TASK DIRECTIONS:
Convert every line of the items below into a JSON list of strings, with one string per line and blank lines omitted.

EXERCISE DATA:

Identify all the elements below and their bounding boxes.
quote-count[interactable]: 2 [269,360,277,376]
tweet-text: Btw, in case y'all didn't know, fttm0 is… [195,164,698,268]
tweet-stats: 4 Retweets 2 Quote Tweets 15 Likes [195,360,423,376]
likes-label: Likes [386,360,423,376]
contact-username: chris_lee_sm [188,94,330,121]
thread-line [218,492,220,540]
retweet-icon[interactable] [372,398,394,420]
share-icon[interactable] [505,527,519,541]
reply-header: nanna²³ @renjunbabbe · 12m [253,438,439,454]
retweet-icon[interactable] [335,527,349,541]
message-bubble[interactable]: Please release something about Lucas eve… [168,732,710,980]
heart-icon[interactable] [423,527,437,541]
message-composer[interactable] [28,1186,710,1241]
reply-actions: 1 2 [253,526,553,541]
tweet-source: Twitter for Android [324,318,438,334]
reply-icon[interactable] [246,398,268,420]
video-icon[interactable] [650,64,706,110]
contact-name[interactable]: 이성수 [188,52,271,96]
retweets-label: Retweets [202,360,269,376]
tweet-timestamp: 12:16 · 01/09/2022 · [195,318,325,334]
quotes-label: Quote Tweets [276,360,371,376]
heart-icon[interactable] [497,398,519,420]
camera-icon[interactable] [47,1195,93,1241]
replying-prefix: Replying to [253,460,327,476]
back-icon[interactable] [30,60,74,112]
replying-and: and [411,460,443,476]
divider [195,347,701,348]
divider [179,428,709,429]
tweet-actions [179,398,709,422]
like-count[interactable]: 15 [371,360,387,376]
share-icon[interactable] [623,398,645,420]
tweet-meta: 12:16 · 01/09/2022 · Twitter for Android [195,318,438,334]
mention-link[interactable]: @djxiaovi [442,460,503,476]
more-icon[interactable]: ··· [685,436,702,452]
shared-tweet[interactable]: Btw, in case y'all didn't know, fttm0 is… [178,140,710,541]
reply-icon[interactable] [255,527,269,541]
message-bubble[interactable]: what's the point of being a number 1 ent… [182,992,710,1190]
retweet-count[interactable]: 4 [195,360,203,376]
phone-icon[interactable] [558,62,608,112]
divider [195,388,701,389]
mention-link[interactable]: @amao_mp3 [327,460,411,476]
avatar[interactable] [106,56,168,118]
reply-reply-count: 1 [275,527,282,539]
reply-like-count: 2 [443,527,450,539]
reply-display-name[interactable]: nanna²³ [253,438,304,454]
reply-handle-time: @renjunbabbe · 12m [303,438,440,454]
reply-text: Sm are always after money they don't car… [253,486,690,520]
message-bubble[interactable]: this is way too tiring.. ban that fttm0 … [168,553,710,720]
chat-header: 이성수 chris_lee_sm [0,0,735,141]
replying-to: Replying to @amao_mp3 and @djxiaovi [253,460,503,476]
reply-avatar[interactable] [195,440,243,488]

REPLY:
[
  "Identify all the elements below and their bounding boxes.",
  "quote-count[interactable]: 2 [269,360,277,376]",
  "tweet-text: Btw, in case y'all didn't know, fttm0 is… [195,164,698,268]",
  "tweet-stats: 4 Retweets 2 Quote Tweets 15 Likes [195,360,423,376]",
  "likes-label: Likes [386,360,423,376]",
  "contact-username: chris_lee_sm [188,94,330,121]",
  "thread-line [218,492,220,540]",
  "retweet-icon[interactable] [372,398,394,420]",
  "share-icon[interactable] [505,527,519,541]",
  "reply-header: nanna²³ @renjunbabbe · 12m [253,438,439,454]",
  "retweet-icon[interactable] [335,527,349,541]",
  "message-bubble[interactable]: Please release something about Lucas eve… [168,732,710,980]",
  "heart-icon[interactable] [423,527,437,541]",
  "message-composer[interactable] [28,1186,710,1241]",
  "reply-actions: 1 2 [253,526,553,541]",
  "tweet-source: Twitter for Android [324,318,438,334]",
  "reply-icon[interactable] [246,398,268,420]",
  "video-icon[interactable] [650,64,706,110]",
  "contact-name[interactable]: 이성수 [188,52,271,96]",
  "retweets-label: Retweets [202,360,269,376]",
  "tweet-timestamp: 12:16 · 01/09/2022 · [195,318,325,334]",
  "quotes-label: Quote Tweets [276,360,371,376]",
  "heart-icon[interactable] [497,398,519,420]",
  "camera-icon[interactable] [47,1195,93,1241]",
  "replying-prefix: Replying to [253,460,327,476]",
  "back-icon[interactable] [30,60,74,112]",
  "replying-and: and [411,460,443,476]",
  "divider [195,347,701,348]",
  "divider [179,428,709,429]",
  "tweet-actions [179,398,709,422]",
  "like-count[interactable]: 15 [371,360,387,376]",
  "share-icon[interactable] [623,398,645,420]",
  "tweet-meta: 12:16 · 01/09/2022 · Twitter for Android [195,318,438,334]",
  "mention-link[interactable]: @djxiaovi [442,460,503,476]",
  "more-icon[interactable]: ··· [685,436,702,452]",
  "shared-tweet[interactable]: Btw, in case y'all didn't know, fttm0 is… [178,140,710,541]",
  "reply-icon[interactable] [255,527,269,541]",
  "message-bubble[interactable]: what's the point of being a number 1 ent… [182,992,710,1190]",
  "retweet-count[interactable]: 4 [195,360,203,376]",
  "phone-icon[interactable] [558,62,608,112]",
  "divider [195,388,701,389]",
  "mention-link[interactable]: @amao_mp3 [327,460,411,476]",
  "avatar[interactable] [106,56,168,118]",
  "reply-reply-count: 1 [275,527,282,539]",
  "reply-like-count: 2 [443,527,450,539]",
  "reply-display-name[interactable]: nanna²³ [253,438,304,454]",
  "reply-handle-time: @renjunbabbe · 12m [303,438,440,454]",
  "reply-text: Sm are always after money they don't car… [253,486,690,520]",
  "message-bubble[interactable]: this is way too tiring.. ban that fttm0 … [168,553,710,720]",
  "chat-header: 이성수 chris_lee_sm [0,0,735,141]",
  "replying-to: Replying to @amao_mp3 and @djxiaovi [253,460,503,476]",
  "reply-avatar[interactable] [195,440,243,488]"
]